Where a line holds the string "параметры", return that line.

→ PROVIDED MATERIAL:

........

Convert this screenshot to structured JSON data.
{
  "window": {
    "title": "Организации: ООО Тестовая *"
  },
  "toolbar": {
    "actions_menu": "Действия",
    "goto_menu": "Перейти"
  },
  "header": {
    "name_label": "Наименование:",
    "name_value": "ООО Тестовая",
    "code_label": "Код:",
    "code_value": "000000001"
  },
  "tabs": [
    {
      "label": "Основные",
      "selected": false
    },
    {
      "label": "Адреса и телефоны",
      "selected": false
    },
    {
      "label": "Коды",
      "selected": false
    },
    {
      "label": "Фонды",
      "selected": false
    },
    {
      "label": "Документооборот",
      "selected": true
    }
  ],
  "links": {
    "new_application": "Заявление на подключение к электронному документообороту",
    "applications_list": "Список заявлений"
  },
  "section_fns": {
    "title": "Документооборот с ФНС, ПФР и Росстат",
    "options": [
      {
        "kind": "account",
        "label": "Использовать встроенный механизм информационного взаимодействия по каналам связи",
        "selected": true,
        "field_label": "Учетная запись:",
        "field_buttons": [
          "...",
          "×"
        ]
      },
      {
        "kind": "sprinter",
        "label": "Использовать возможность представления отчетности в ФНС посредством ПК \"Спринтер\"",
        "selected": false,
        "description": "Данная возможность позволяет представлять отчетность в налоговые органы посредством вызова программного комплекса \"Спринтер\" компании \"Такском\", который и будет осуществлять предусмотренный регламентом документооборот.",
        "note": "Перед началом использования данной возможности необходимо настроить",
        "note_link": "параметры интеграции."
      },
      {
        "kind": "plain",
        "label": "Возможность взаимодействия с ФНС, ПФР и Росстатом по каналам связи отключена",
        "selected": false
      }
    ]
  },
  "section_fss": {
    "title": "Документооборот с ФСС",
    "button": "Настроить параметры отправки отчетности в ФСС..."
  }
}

........

→ TASK OUTPUT:
        "note_link": "параметры интеграции."
    "button": "Настроить параметры отправки отчетности в ФСС..."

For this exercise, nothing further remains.